[Extracted data entries]

* START *

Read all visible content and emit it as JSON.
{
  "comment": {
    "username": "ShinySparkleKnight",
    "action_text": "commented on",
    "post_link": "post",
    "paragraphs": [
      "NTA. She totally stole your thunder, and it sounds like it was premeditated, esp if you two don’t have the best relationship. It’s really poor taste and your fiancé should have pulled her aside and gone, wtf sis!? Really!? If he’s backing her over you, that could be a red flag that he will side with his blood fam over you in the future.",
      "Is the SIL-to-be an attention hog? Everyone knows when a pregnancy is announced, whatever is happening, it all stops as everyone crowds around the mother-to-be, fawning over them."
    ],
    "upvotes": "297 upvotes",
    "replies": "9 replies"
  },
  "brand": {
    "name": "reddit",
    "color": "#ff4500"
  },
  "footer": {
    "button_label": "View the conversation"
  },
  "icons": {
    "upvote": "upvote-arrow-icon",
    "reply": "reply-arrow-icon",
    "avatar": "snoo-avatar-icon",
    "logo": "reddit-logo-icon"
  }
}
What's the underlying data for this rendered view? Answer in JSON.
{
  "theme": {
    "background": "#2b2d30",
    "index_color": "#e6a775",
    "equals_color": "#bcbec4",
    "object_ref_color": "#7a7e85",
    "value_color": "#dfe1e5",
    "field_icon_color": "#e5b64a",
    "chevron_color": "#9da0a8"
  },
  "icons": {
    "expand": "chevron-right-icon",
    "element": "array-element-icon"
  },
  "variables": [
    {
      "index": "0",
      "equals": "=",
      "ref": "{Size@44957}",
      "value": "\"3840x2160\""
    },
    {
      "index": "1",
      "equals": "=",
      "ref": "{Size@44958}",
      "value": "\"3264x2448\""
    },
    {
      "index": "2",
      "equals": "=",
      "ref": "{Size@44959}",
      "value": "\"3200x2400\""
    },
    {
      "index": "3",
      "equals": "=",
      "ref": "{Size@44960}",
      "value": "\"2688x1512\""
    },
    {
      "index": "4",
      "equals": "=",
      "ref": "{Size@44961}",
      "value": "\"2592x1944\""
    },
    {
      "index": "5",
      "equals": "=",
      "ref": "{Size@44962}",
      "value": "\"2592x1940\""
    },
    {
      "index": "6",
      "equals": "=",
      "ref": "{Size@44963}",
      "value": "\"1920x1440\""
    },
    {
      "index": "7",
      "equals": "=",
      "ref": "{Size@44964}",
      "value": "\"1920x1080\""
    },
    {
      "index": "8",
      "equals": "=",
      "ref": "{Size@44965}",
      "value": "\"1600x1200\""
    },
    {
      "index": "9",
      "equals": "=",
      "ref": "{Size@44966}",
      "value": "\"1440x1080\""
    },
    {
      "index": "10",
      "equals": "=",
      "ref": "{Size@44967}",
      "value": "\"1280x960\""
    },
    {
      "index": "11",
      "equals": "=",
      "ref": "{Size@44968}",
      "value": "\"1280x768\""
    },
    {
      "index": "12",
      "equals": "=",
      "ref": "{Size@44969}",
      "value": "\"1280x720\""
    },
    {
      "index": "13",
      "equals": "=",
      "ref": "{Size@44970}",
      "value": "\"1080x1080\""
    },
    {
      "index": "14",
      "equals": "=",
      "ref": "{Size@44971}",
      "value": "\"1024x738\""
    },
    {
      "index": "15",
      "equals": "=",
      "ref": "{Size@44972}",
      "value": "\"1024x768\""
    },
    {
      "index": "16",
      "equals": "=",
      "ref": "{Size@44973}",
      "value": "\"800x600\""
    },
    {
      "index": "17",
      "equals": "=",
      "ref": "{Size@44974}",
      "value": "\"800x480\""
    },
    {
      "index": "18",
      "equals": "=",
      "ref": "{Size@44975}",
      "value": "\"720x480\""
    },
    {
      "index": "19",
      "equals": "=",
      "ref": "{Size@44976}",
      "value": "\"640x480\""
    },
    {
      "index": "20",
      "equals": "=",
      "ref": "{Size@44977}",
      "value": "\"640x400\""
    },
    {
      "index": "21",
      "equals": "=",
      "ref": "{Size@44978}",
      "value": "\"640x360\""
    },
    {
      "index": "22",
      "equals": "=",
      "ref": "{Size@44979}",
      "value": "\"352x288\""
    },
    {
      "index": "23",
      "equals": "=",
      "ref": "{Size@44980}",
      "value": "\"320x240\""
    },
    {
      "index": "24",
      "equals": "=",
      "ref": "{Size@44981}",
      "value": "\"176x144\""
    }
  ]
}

* END *

» Task instructions: Reproduce every record above exactly as it appears.

» Final result:
Read all visible content and emit it as JSON.
{
  "comment": {
    "username": "ShinySparkleKnight",
    "action_text": "commented on",
    "post_link": "post",
    "paragraphs": [
      "NTA. She totally stole your thunder, and it sounds like it was premeditated, esp if you two don’t have the best relationship. It’s really poor taste and your fiancé should have pulled her aside and gone, wtf sis!? Really!? If he’s backing her over you, that could be a red flag that he will side with his blood fam over you in the future.",
      "Is the SIL-to-be an attention hog? Everyone knows when a pregnancy is announced, whatever is happening, it all stops as everyone crowds around the mother-to-be, fawning over them."
    ],
    "upvotes": "297 upvotes",
    "replies": "9 replies"
  },
  "brand": {
    "name": "reddit",
    "color": "#ff4500"
  },
  "footer": {
    "button_label": "View the conversation"
  },
  "icons": {
    "upvote": "upvote-arrow-icon",
    "reply": "reply-arrow-icon",
    "avatar": "snoo-avatar-icon",
    "logo": "reddit-logo-icon"
  }
}
What's the underlying data for this rendered view? Answer in JSON.
{
  "theme": {
    "background": "#2b2d30",
    "index_color": "#e6a775",
    "equals_color": "#bcbec4",
    "object_ref_color": "#7a7e85",
    "value_color": "#dfe1e5",
    "field_icon_color": "#e5b64a",
    "chevron_color": "#9da0a8"
  },
  "icons": {
    "expand": "chevron-right-icon",
    "element": "array-element-icon"
  },
  "variables": [
    {
      "index": "0",
      "equals": "=",
      "ref": "{Size@44957}",
      "value": "\"3840x2160\""
    },
    {
      "index": "1",
      "equals": "=",
      "ref": "{Size@44958}",
      "value": "\"3264x2448\""
    },
    {
      "index": "2",
      "equals": "=",
      "ref": "{Size@44959}",
      "value": "\"3200x2400\""
    },
    {
      "index": "3",
      "equals": "=",
      "ref": "{Size@44960}",
      "value": "\"2688x1512\""
    },
    {
      "index": "4",
      "equals": "=",
      "ref": "{Size@44961}",
      "value": "\"2592x1944\""
    },
    {
      "index": "5",
      "equals": "=",
      "ref": "{Size@44962}",
      "value": "\"2592x1940\""
    },
    {
      "index": "6",
      "equals": "=",
      "ref": "{Size@44963}",
      "value": "\"1920x1440\""
    },
    {
      "index": "7",
      "equals": "=",
      "ref": "{Size@44964}",
      "value": "\"1920x1080\""
    },
    {
      "index": "8",
      "equals": "=",
      "ref": "{Size@44965}",
      "value": "\"1600x1200\""
    },
    {
      "index": "9",
      "equals": "=",
      "ref": "{Size@44966}",
      "value": "\"1440x1080\""
    },
    {
      "index": "10",
      "equals": "=",
      "ref": "{Size@44967}",
      "value": "\"1280x960\""
    },
    {
      "index": "11",
      "equals": "=",
      "ref": "{Size@44968}",
      "value": "\"1280x768\""
    },
    {
      "index": "12",
      "equals": "=",
      "ref": "{Size@44969}",
      "value": "\"1280x720\""
    },
    {
      "index": "13",
      "equals": "=",
      "ref": "{Size@44970}",
      "value": "\"1080x1080\""
    },
    {
      "index": "14",
      "equals": "=",
      "ref": "{Size@44971}",
      "value": "\"1024x738\""
    },
    {
      "index": "15",
      "equals": "=",
      "ref": "{Size@44972}",
      "value": "\"1024x768\""
    },
    {
      "index": "16",
      "equals": "=",
      "ref": "{Size@44973}",
      "value": "\"800x600\""
    },
    {
      "index": "17",
      "equals": "=",
      "ref": "{Size@44974}",
      "value": "\"800x480\""
    },
    {
      "index": "18",
      "equals": "=",
      "ref": "{Size@44975}",
      "value": "\"720x480\""
    },
    {
      "index": "19",
      "equals": "=",
      "ref": "{Size@44976}",
      "value": "\"640x480\""
    },
    {
      "index": "20",
      "equals": "=",
      "ref": "{Size@44977}",
      "value": "\"640x400\""
    },
    {
      "index": "21",
      "equals": "=",
      "ref": "{Size@44978}",
      "value": "\"640x360\""
    },
    {
      "index": "22",
      "equals": "=",
      "ref": "{Size@44979}",
      "value": "\"352x288\""
    },
    {
      "index": "23",
      "equals": "=",
      "ref": "{Size@44980}",
      "value": "\"320x240\""
    },
    {
      "index": "24",
      "equals": "=",
      "ref": "{Size@44981}",
      "value": "\"176x144\""
    }
  ]
}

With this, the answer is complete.